## START

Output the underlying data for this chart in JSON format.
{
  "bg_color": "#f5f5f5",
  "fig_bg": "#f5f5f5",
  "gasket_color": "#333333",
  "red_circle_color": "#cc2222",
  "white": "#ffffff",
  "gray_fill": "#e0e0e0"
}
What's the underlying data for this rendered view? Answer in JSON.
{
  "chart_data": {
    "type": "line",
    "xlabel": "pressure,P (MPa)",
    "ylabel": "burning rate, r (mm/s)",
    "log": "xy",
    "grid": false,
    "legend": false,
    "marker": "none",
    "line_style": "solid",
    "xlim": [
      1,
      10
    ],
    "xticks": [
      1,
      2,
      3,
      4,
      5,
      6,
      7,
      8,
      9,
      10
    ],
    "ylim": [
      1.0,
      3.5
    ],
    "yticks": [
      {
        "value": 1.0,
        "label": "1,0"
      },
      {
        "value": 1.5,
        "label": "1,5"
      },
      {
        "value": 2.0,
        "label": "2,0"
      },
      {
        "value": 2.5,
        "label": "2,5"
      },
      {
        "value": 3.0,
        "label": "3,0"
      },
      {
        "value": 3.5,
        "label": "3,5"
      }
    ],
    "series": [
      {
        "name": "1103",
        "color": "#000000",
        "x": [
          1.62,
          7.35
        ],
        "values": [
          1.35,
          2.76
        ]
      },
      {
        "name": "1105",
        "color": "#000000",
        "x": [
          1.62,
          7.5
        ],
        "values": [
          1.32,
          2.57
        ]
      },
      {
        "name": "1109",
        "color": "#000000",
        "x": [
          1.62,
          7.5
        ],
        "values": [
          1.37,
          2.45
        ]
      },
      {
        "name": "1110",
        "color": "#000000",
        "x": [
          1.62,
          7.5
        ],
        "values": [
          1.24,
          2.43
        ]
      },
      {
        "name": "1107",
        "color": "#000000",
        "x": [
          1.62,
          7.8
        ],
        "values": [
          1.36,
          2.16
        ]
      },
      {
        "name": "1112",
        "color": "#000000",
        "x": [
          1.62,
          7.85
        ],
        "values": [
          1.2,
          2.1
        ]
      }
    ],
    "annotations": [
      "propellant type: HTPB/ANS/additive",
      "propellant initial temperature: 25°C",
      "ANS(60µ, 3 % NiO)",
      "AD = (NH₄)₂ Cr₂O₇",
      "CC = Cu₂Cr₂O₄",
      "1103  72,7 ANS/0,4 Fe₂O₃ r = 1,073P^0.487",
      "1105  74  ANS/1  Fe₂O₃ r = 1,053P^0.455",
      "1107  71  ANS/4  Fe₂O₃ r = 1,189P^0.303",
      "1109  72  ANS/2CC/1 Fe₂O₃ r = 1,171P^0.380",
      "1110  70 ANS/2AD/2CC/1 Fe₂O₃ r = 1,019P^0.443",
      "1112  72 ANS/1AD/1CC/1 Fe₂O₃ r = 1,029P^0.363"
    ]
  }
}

## END

## [WHAT THE TASK ASKS]
Repeat the data above exactly.

## [WRITTEN RESPONSE]
Output the underlying data for this chart in JSON format.
{
  "bg_color": "#f5f5f5",
  "fig_bg": "#f5f5f5",
  "gasket_color": "#333333",
  "red_circle_color": "#cc2222",
  "white": "#ffffff",
  "gray_fill": "#e0e0e0"
}
What's the underlying data for this rendered view? Answer in JSON.
{
  "chart_data": {
    "type": "line",
    "xlabel": "pressure,P (MPa)",
    "ylabel": "burning rate, r (mm/s)",
    "log": "xy",
    "grid": false,
    "legend": false,
    "marker": "none",
    "line_style": "solid",
    "xlim": [
      1,
      10
    ],
    "xticks": [
      1,
      2,
      3,
      4,
      5,
      6,
      7,
      8,
      9,
      10
    ],
    "ylim": [
      1.0,
      3.5
    ],
    "yticks": [
      {
        "value": 1.0,
        "label": "1,0"
      },
      {
        "value": 1.5,
        "label": "1,5"
      },
      {
        "value": 2.0,
        "label": "2,0"
      },
      {
        "value": 2.5,
        "label": "2,5"
      },
      {
        "value": 3.0,
        "label": "3,0"
      },
      {
        "value": 3.5,
        "label": "3,5"
      }
    ],
    "series": [
      {
        "name": "1103",
        "color": "#000000",
        "x": [
          1.62,
          7.35
        ],
        "values": [
          1.35,
          2.76
        ]
      },
      {
        "name": "1105",
        "color": "#000000",
        "x": [
          1.62,
          7.5
        ],
        "values": [
          1.32,
          2.57
        ]
      },
      {
        "name": "1109",
        "color": "#000000",
        "x": [
          1.62,
          7.5
        ],
        "values": [
          1.37,
          2.45
        ]
      },
      {
        "name": "1110",
        "color": "#000000",
        "x": [
          1.62,
          7.5
        ],
        "values": [
          1.24,
          2.43
        ]
      },
      {
        "name": "1107",
        "color": "#000000",
        "x": [
          1.62,
          7.8
        ],
        "values": [
          1.36,
          2.16
        ]
      },
      {
        "name": "1112",
        "color": "#000000",
        "x": [
          1.62,
          7.85
        ],
        "values": [
          1.2,
          2.1
        ]
      }
    ],
    "annotations": [
      "propellant type: HTPB/ANS/additive",
      "propellant initial temperature: 25°C",
      "ANS(60µ, 3 % NiO)",
      "AD = (NH₄)₂ Cr₂O₇",
      "CC = Cu₂Cr₂O₄",
      "1103  72,7 ANS/0,4 Fe₂O₃ r = 1,073P^0.487",
      "1105  74  ANS/1  Fe₂O₃ r = 1,053P^0.455",
      "1107  71  ANS/4  Fe₂O₃ r = 1,189P^0.303",
      "1109  72  ANS/2CC/1 Fe₂O₃ r = 1,171P^0.380",
      "1110  70 ANS/2AD/2CC/1 Fe₂O₃ r = 1,019P^0.443",
      "1112  72 ANS/1AD/1CC/1 Fe₂O₃ r = 1,029P^0.363"
    ]
  }
}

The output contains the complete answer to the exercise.